_Aim of the task_:
Transcribe all records exactly.

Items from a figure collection
————————

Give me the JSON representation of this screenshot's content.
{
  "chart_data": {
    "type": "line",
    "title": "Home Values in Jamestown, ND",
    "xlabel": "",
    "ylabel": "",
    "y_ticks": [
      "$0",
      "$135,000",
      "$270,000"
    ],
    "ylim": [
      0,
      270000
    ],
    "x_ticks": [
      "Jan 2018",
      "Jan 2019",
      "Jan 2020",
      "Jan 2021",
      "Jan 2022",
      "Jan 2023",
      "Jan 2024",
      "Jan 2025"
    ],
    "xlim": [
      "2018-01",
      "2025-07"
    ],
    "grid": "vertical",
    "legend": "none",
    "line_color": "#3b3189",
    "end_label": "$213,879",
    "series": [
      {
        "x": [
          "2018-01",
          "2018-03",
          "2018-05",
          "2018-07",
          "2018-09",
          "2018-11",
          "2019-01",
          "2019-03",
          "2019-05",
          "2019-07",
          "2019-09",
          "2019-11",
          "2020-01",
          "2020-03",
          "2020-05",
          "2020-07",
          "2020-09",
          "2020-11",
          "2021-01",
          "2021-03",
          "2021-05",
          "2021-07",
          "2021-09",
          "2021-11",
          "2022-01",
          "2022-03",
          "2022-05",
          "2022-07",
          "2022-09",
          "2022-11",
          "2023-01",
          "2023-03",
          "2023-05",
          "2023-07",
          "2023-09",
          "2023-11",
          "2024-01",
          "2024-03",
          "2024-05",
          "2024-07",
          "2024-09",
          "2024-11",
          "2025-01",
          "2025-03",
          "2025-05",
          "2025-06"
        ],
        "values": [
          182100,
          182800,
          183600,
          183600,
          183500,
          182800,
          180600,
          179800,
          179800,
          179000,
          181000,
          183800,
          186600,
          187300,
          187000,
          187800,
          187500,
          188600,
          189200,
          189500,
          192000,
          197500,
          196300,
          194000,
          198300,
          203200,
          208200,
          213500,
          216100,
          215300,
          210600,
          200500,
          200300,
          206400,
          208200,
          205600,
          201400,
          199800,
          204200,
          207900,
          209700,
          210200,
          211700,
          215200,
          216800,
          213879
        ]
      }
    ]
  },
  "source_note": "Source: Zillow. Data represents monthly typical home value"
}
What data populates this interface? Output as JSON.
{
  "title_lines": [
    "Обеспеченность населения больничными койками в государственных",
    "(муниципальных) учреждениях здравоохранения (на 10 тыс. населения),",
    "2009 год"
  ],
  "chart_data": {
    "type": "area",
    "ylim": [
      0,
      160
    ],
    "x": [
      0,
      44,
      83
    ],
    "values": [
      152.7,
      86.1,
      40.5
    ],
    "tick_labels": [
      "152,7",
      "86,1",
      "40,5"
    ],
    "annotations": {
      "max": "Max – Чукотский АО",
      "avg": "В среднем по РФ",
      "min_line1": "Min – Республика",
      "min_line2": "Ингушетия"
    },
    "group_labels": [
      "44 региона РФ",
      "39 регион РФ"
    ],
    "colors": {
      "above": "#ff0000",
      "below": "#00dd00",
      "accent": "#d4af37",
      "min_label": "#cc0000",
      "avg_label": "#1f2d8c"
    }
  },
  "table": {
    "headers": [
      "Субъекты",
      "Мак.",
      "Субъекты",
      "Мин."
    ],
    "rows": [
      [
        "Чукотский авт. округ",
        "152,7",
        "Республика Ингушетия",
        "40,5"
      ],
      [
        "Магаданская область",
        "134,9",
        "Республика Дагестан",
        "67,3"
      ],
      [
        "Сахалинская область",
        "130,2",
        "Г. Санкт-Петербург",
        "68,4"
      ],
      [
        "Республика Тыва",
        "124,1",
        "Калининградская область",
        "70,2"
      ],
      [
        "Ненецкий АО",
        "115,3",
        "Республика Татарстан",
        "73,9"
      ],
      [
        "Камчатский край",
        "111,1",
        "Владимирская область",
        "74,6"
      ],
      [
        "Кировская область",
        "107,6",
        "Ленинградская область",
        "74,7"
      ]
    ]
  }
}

————————

_Written answer_:
Give me the JSON representation of this screenshot's content.
{
  "chart_data": {
    "type": "line",
    "title": "Home Values in Jamestown, ND",
    "xlabel": "",
    "ylabel": "",
    "y_ticks": [
      "$0",
      "$135,000",
      "$270,000"
    ],
    "ylim": [
      0,
      270000
    ],
    "x_ticks": [
      "Jan 2018",
      "Jan 2019",
      "Jan 2020",
      "Jan 2021",
      "Jan 2022",
      "Jan 2023",
      "Jan 2024",
      "Jan 2025"
    ],
    "xlim": [
      "2018-01",
      "2025-07"
    ],
    "grid": "vertical",
    "legend": "none",
    "line_color": "#3b3189",
    "end_label": "$213,879",
    "series": [
      {
        "x": [
          "2018-01",
          "2018-03",
          "2018-05",
          "2018-07",
          "2018-09",
          "2018-11",
          "2019-01",
          "2019-03",
          "2019-05",
          "2019-07",
          "2019-09",
          "2019-11",
          "2020-01",
          "2020-03",
          "2020-05",
          "2020-07",
          "2020-09",
          "2020-11",
          "2021-01",
          "2021-03",
          "2021-05",
          "2021-07",
          "2021-09",
          "2021-11",
          "2022-01",
          "2022-03",
          "2022-05",
          "2022-07",
          "2022-09",
          "2022-11",
          "2023-01",
          "2023-03",
          "2023-05",
          "2023-07",
          "2023-09",
          "2023-11",
          "2024-01",
          "2024-03",
          "2024-05",
          "2024-07",
          "2024-09",
          "2024-11",
          "2025-01",
          "2025-03",
          "2025-05",
          "2025-06"
        ],
        "values": [
          182100,
          182800,
          183600,
          183600,
          183500,
          182800,
          180600,
          179800,
          179800,
          179000,
          181000,
          183800,
          186600,
          187300,
          187000,
          187800,
          187500,
          188600,
          189200,
          189500,
          192000,
          197500,
          196300,
          194000,
          198300,
          203200,
          208200,
          213500,
          216100,
          215300,
          210600,
          200500,
          200300,
          206400,
          208200,
          205600,
          201400,
          199800,
          204200,
          207900,
          209700,
          210200,
          211700,
          215200,
          216800,
          213879
        ]
      }
    ]
  },
  "source_note": "Source: Zillow. Data represents monthly typical home value"
}
What data populates this interface? Output as JSON.
{
  "title_lines": [
    "Обеспеченность населения больничными койками в государственных",
    "(муниципальных) учреждениях здравоохранения (на 10 тыс. населения),",
    "2009 год"
  ],
  "chart_data": {
    "type": "area",
    "ylim": [
      0,
      160
    ],
    "x": [
      0,
      44,
      83
    ],
    "values": [
      152.7,
      86.1,
      40.5
    ],
    "tick_labels": [
      "152,7",
      "86,1",
      "40,5"
    ],
    "annotations": {
      "max": "Max – Чукотский АО",
      "avg": "В среднем по РФ",
      "min_line1": "Min – Республика",
      "min_line2": "Ингушетия"
    },
    "group_labels": [
      "44 региона РФ",
      "39 регион РФ"
    ],
    "colors": {
      "above": "#ff0000",
      "below": "#00dd00",
      "accent": "#d4af37",
      "min_label": "#cc0000",
      "avg_label": "#1f2d8c"
    }
  },
  "table": {
    "headers": [
      "Субъекты",
      "Мак.",
      "Субъекты",
      "Мин."
    ],
    "rows": [
      [
        "Чукотский авт. округ",
        "152,7",
        "Республика Ингушетия",
        "40,5"
      ],
      [
        "Магаданская область",
        "134,9",
        "Республика Дагестан",
        "67,3"
      ],
      [
        "Сахалинская область",
        "130,2",
        "Г. Санкт-Петербург",
        "68,4"
      ],
      [
        "Республика Тыва",
        "124,1",
        "Калининградская область",
        "70,2"
      ],
      [
        "Ненецкий АО",
        "115,3",
        "Республика Татарстан",
        "73,9"
      ],
      [
        "Камчатский край",
        "111,1",
        "Владимирская область",
        "74,6"
      ],
      [
        "Кировская область",
        "107,6",
        "Ленинградская область",
        "74,7"
      ]
    ]
  }
}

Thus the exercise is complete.